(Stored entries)
......
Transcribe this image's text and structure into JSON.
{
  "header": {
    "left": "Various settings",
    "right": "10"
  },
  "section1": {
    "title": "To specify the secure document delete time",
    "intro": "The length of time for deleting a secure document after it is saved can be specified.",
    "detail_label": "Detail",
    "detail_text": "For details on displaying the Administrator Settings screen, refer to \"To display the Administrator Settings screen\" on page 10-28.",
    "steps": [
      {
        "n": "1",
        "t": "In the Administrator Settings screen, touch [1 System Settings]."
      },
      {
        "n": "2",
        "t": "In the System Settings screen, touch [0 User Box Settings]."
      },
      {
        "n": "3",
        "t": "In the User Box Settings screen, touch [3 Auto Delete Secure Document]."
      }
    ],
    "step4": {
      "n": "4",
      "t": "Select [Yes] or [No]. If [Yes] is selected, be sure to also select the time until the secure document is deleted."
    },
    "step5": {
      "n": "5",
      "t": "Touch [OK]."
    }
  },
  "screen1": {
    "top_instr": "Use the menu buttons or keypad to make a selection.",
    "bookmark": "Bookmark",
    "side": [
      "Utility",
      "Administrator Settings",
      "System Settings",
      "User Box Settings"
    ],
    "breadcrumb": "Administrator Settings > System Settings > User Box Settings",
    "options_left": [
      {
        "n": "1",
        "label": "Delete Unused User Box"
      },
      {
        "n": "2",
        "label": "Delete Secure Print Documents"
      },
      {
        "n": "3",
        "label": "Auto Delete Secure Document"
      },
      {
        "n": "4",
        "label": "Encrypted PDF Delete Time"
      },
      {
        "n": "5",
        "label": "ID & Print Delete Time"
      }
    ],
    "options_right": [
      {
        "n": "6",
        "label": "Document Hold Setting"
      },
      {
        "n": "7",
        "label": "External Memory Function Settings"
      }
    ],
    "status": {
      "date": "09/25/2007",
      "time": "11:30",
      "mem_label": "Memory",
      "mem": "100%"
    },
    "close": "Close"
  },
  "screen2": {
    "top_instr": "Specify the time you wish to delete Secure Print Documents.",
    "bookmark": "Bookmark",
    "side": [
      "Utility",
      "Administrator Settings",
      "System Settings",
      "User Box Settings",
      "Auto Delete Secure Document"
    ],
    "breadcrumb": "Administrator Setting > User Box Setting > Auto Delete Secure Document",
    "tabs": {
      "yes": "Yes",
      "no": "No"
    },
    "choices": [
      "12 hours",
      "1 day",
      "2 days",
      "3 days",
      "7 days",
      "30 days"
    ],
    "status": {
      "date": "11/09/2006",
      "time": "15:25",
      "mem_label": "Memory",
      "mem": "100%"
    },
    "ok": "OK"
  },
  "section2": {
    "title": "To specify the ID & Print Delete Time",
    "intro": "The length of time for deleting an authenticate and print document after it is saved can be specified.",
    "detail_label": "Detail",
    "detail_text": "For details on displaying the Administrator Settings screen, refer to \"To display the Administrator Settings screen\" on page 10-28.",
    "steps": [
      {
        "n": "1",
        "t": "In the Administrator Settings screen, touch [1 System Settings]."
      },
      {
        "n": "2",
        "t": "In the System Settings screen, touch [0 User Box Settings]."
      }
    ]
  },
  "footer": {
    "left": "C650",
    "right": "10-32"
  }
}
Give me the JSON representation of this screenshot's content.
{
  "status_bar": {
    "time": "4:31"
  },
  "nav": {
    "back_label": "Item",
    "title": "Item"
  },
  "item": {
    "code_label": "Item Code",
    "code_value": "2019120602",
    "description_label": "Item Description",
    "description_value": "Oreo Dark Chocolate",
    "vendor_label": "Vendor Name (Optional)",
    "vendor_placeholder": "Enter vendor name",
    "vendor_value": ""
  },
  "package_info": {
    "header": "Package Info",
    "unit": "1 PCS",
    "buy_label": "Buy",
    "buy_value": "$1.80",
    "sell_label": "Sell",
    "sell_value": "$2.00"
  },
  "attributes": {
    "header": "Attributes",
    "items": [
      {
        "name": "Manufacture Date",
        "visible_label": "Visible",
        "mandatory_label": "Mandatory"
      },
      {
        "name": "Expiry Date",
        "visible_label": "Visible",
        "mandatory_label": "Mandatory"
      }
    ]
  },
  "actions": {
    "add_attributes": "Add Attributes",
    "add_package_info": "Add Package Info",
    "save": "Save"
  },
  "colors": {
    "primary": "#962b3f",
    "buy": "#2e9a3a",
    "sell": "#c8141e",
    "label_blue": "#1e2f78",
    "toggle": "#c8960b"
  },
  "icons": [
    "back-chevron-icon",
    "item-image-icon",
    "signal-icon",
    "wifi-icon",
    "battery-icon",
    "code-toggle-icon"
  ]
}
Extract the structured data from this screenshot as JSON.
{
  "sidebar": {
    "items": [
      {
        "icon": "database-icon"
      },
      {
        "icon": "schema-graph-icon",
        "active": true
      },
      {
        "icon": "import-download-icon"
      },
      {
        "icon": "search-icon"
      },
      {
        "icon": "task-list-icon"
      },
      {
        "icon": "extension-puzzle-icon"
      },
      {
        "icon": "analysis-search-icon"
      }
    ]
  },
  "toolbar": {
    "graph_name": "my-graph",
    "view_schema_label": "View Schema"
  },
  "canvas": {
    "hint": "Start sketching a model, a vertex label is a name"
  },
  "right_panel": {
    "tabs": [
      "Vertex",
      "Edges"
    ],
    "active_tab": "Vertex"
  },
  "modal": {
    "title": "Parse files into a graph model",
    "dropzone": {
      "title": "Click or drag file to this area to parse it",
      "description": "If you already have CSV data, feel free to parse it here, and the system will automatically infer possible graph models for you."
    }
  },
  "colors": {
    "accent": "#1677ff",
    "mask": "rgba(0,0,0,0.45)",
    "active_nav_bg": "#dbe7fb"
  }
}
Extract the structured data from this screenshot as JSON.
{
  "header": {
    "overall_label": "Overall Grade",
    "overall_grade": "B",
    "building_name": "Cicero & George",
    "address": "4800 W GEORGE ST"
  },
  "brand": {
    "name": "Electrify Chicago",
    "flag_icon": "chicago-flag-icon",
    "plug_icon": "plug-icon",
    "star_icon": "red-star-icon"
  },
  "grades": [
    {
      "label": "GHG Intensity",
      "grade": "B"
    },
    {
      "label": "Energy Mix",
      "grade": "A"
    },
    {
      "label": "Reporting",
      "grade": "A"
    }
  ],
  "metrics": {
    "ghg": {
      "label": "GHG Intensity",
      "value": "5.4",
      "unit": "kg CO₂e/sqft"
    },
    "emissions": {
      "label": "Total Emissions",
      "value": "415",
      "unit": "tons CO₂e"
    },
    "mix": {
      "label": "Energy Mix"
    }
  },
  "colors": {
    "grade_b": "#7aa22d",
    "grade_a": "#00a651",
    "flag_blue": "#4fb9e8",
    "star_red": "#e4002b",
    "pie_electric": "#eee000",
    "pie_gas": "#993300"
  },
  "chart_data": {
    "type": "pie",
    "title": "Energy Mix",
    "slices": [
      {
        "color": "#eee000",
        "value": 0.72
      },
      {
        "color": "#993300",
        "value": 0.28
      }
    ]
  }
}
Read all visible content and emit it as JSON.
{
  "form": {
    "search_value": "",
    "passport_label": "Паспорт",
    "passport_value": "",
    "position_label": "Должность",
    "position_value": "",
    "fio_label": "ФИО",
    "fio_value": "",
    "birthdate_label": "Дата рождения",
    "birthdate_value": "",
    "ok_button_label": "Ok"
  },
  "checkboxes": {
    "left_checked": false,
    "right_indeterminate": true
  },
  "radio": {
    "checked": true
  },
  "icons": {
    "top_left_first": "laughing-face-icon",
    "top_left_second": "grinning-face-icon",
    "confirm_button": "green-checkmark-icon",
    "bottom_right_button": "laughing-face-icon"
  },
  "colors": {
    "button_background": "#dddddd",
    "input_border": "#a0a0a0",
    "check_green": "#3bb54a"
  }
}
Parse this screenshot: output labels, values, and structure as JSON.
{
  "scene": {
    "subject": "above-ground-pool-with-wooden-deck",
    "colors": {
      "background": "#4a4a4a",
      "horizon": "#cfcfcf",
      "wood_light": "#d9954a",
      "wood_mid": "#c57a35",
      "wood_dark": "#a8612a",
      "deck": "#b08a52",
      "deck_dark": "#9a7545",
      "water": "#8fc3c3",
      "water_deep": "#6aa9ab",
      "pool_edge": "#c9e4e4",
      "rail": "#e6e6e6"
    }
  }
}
......
#### [WORK TO COMPLETE]
Every line that holds the word "deleting" should be extracted.

#### [REPLY TO THE TASK]
    "intro": "The length of time for deleting a secure document after it is saved can be specified.",
    "intro": "The length of time for deleting an authenticate and print document after it is saved can be specified.",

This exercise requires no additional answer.